**Task instructions**
Copy out every line that contains the word "never".

**Data listing**

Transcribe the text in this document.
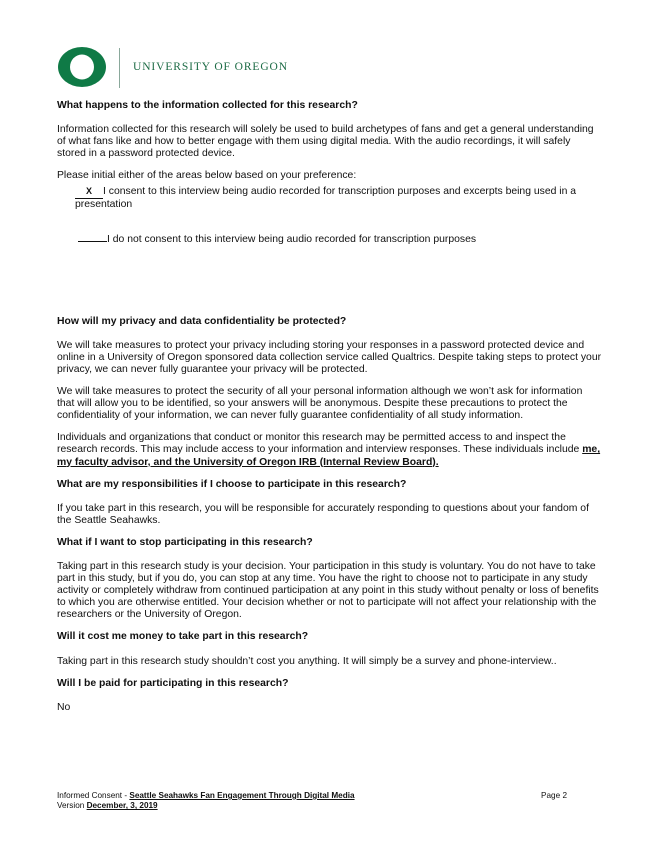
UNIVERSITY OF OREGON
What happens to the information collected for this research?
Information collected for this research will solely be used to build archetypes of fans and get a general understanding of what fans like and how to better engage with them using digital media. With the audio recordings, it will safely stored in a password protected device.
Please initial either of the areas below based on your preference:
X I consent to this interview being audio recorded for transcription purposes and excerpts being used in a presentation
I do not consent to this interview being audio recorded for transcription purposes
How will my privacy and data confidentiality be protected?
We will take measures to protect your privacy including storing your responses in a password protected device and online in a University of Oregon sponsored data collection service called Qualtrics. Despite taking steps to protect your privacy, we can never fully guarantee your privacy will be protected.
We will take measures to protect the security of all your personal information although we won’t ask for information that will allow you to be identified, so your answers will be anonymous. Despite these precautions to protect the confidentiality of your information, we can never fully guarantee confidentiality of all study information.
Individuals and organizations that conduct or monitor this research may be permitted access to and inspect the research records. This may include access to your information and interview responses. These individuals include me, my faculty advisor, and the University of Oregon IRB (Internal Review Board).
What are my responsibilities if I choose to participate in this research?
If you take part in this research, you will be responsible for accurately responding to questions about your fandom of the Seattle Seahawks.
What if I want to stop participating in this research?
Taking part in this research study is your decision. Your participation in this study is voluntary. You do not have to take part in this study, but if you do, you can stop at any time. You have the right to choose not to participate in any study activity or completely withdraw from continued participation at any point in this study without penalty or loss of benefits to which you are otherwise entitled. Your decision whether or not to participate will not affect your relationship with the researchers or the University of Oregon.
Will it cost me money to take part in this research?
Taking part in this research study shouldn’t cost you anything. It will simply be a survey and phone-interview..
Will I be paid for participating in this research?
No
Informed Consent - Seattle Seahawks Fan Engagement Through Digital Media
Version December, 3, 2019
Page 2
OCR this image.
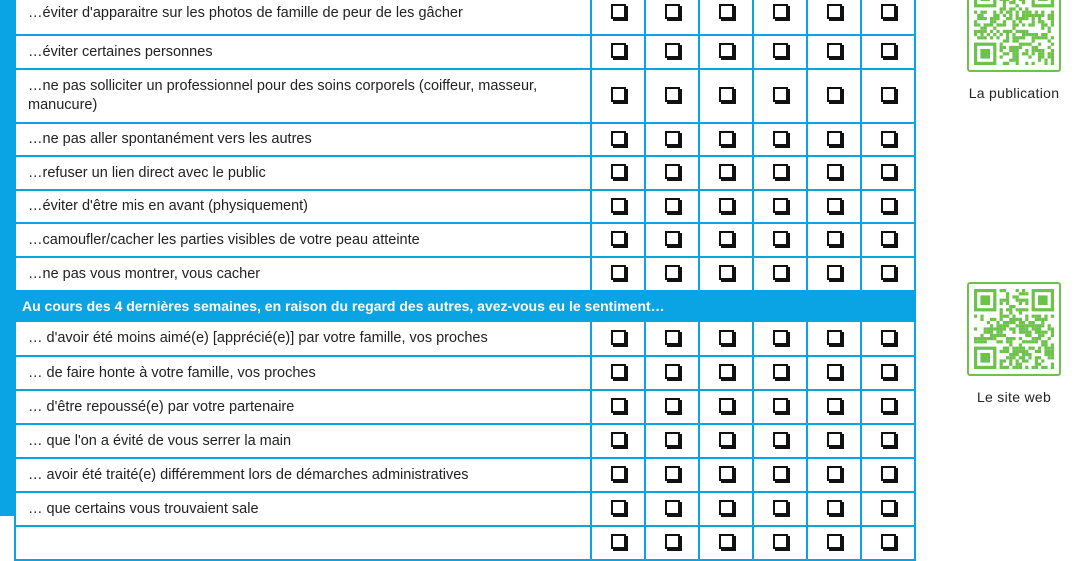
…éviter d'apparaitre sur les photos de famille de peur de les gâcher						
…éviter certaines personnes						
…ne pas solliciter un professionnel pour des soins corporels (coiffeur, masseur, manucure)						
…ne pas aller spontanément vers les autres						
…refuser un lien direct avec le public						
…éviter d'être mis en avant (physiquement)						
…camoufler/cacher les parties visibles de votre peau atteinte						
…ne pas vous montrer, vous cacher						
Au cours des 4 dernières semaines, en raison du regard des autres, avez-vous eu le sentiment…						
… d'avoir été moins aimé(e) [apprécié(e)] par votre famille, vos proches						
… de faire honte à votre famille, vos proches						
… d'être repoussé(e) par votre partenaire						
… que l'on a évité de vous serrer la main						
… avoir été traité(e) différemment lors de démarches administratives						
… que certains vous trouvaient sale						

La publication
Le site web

...

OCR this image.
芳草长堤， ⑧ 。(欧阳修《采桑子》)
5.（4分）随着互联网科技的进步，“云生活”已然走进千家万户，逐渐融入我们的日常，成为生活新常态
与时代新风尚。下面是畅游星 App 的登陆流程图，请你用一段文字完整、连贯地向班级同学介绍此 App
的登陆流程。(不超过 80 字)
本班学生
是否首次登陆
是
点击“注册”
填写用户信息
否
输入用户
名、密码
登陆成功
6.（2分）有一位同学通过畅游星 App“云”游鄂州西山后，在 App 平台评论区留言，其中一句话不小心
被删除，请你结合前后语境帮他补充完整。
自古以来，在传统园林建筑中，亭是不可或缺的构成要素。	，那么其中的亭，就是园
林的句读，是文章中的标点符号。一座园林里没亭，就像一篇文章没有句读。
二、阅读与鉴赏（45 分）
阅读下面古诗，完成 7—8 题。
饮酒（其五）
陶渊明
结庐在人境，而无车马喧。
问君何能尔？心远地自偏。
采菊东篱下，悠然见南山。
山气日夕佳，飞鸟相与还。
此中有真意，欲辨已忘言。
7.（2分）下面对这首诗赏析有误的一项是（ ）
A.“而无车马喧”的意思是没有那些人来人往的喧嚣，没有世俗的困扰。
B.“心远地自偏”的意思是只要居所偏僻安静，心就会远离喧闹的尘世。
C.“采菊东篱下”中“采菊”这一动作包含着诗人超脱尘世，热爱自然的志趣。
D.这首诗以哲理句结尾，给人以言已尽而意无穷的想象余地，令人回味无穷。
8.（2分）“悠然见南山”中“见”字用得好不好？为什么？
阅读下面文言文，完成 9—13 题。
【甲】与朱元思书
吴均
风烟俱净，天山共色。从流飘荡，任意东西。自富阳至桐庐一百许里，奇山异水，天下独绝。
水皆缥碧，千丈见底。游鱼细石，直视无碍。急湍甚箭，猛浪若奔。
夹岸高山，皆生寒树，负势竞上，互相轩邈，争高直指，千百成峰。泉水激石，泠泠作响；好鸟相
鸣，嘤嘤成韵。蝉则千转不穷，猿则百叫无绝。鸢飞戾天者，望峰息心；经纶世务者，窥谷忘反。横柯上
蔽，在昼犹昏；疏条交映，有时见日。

---

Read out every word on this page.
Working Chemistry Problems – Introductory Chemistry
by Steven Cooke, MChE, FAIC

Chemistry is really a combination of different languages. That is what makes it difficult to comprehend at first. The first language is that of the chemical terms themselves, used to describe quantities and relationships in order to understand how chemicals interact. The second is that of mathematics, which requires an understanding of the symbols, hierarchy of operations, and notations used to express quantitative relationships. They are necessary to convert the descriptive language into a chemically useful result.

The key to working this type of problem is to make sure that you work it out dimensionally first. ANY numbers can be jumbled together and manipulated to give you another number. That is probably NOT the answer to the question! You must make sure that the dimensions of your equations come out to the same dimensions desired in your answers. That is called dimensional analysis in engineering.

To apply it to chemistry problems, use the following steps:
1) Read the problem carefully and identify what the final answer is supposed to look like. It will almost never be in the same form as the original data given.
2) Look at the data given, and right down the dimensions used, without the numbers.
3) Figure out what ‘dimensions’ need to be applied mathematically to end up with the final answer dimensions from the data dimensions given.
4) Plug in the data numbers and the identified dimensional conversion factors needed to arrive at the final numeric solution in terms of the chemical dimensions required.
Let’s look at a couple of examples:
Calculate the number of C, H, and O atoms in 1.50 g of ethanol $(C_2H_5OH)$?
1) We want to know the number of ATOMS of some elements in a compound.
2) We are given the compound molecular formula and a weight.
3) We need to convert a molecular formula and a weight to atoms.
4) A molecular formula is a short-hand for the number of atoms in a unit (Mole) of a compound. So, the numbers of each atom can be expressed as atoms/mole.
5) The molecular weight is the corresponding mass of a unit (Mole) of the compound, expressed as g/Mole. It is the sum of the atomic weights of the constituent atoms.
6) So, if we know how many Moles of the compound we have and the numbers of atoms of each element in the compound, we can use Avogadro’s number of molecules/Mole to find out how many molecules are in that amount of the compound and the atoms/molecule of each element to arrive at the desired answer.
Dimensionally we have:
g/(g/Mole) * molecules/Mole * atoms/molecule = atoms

**Task result**
We will take measures to protect your privacy including storing your responses in a password protected device and online in a University of Oregon sponsored data collection service called Qualtrics. Despite taking steps to protect your privacy, we can never fully guarantee your privacy will be protected.
We will take measures to protect the security of all your personal information although we won’t ask for information that will allow you to be identified, so your answers will be anonymous. Despite these precautions to protect the confidentiality of your information, we can never fully guarantee confidentiality of all study information.
1) Read the problem carefully and identify what the final answer is supposed to look like. It will almost never be in the same form as the original data given.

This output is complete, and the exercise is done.